* Start EXERCISE MATERIALS *

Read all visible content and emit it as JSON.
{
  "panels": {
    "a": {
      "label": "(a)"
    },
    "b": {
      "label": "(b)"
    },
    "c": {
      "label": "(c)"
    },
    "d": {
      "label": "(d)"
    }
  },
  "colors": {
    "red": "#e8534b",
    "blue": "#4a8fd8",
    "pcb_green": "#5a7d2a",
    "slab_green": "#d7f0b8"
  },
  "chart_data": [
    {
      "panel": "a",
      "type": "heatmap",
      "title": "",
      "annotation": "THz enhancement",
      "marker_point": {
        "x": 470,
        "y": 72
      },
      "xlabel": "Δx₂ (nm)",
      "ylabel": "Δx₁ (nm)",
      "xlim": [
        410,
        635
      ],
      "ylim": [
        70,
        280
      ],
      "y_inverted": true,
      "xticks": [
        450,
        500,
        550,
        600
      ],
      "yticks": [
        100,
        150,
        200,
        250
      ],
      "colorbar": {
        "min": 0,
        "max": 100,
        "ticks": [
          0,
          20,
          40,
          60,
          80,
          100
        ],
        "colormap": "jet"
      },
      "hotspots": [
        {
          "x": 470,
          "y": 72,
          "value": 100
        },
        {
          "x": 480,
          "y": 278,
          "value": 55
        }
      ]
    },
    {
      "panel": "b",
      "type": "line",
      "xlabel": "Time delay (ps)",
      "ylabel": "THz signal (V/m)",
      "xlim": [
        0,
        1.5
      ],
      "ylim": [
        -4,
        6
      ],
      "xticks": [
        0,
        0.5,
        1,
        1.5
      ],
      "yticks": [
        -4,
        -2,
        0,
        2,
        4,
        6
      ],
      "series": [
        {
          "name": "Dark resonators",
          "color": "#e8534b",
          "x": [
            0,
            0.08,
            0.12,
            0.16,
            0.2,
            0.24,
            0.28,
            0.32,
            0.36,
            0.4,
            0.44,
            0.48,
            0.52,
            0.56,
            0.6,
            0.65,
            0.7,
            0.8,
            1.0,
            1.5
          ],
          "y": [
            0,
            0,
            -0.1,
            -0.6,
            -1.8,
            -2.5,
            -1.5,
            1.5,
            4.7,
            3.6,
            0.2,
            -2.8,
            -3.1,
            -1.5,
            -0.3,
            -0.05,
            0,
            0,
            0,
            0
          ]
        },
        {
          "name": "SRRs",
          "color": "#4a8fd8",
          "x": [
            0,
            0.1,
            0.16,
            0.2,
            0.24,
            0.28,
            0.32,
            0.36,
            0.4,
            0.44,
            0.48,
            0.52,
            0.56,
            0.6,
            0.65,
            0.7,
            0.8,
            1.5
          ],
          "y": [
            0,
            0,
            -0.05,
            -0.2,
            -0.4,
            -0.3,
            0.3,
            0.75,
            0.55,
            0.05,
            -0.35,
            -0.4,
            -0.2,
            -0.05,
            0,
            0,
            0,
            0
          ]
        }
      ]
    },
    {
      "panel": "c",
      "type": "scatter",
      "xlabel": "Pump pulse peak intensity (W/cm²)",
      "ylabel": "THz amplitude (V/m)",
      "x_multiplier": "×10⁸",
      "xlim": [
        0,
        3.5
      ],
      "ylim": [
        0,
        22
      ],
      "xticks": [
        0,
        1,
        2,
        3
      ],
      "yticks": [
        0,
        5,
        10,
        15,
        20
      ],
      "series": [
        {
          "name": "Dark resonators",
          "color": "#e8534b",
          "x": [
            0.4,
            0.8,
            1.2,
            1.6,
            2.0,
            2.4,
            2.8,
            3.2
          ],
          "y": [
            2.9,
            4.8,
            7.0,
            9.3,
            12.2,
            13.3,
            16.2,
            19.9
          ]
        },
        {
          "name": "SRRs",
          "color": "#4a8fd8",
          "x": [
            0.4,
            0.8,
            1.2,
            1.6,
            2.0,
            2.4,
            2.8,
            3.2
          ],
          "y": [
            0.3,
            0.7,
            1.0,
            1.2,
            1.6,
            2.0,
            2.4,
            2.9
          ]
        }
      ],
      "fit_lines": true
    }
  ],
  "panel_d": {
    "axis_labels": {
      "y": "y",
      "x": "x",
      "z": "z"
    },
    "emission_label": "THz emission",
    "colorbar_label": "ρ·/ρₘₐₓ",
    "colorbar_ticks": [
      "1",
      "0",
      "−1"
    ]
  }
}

* End EXERCISE MATERIALS *

(WHAT IS ASKED) Return the entries above exactly as they appear.

(RESULT OF THE TASK)
Read all visible content and emit it as JSON.
{
  "panels": {
    "a": {
      "label": "(a)"
    },
    "b": {
      "label": "(b)"
    },
    "c": {
      "label": "(c)"
    },
    "d": {
      "label": "(d)"
    }
  },
  "colors": {
    "red": "#e8534b",
    "blue": "#4a8fd8",
    "pcb_green": "#5a7d2a",
    "slab_green": "#d7f0b8"
  },
  "chart_data": [
    {
      "panel": "a",
      "type": "heatmap",
      "title": "",
      "annotation": "THz enhancement",
      "marker_point": {
        "x": 470,
        "y": 72
      },
      "xlabel": "Δx₂ (nm)",
      "ylabel": "Δx₁ (nm)",
      "xlim": [
        410,
        635
      ],
      "ylim": [
        70,
        280
      ],
      "y_inverted": true,
      "xticks": [
        450,
        500,
        550,
        600
      ],
      "yticks": [
        100,
        150,
        200,
        250
      ],
      "colorbar": {
        "min": 0,
        "max": 100,
        "ticks": [
          0,
          20,
          40,
          60,
          80,
          100
        ],
        "colormap": "jet"
      },
      "hotspots": [
        {
          "x": 470,
          "y": 72,
          "value": 100
        },
        {
          "x": 480,
          "y": 278,
          "value": 55
        }
      ]
    },
    {
      "panel": "b",
      "type": "line",
      "xlabel": "Time delay (ps)",
      "ylabel": "THz signal (V/m)",
      "xlim": [
        0,
        1.5
      ],
      "ylim": [
        -4,
        6
      ],
      "xticks": [
        0,
        0.5,
        1,
        1.5
      ],
      "yticks": [
        -4,
        -2,
        0,
        2,
        4,
        6
      ],
      "series": [
        {
          "name": "Dark resonators",
          "color": "#e8534b",
          "x": [
            0,
            0.08,
            0.12,
            0.16,
            0.2,
            0.24,
            0.28,
            0.32,
            0.36,
            0.4,
            0.44,
            0.48,
            0.52,
            0.56,
            0.6,
            0.65,
            0.7,
            0.8,
            1.0,
            1.5
          ],
          "y": [
            0,
            0,
            -0.1,
            -0.6,
            -1.8,
            -2.5,
            -1.5,
            1.5,
            4.7,
            3.6,
            0.2,
            -2.8,
            -3.1,
            -1.5,
            -0.3,
            -0.05,
            0,
            0,
            0,
            0
          ]
        },
        {
          "name": "SRRs",
          "color": "#4a8fd8",
          "x": [
            0,
            0.1,
            0.16,
            0.2,
            0.24,
            0.28,
            0.32,
            0.36,
            0.4,
            0.44,
            0.48,
            0.52,
            0.56,
            0.6,
            0.65,
            0.7,
            0.8,
            1.5
          ],
          "y": [
            0,
            0,
            -0.05,
            -0.2,
            -0.4,
            -0.3,
            0.3,
            0.75,
            0.55,
            0.05,
            -0.35,
            -0.4,
            -0.2,
            -0.05,
            0,
            0,
            0,
            0
          ]
        }
      ]
    },
    {
      "panel": "c",
      "type": "scatter",
      "xlabel": "Pump pulse peak intensity (W/cm²)",
      "ylabel": "THz amplitude (V/m)",
      "x_multiplier": "×10⁸",
      "xlim": [
        0,
        3.5
      ],
      "ylim": [
        0,
        22
      ],
      "xticks": [
        0,
        1,
        2,
        3
      ],
      "yticks": [
        0,
        5,
        10,
        15,
        20
      ],
      "series": [
        {
          "name": "Dark resonators",
          "color": "#e8534b",
          "x": [
            0.4,
            0.8,
            1.2,
            1.6,
            2.0,
            2.4,
            2.8,
            3.2
          ],
          "y": [
            2.9,
            4.8,
            7.0,
            9.3,
            12.2,
            13.3,
            16.2,
            19.9
          ]
        },
        {
          "name": "SRRs",
          "color": "#4a8fd8",
          "x": [
            0.4,
            0.8,
            1.2,
            1.6,
            2.0,
            2.4,
            2.8,
            3.2
          ],
          "y": [
            0.3,
            0.7,
            1.0,
            1.2,
            1.6,
            2.0,
            2.4,
            2.9
          ]
        }
      ],
      "fit_lines": true
    }
  ],
  "panel_d": {
    "axis_labels": {
      "y": "y",
      "x": "x",
      "z": "z"
    },
    "emission_label": "THz emission",
    "colorbar_label": "ρ·/ρₘₐₓ",
    "colorbar_ticks": [
      "1",
      "0",
      "−1"
    ]
  }
}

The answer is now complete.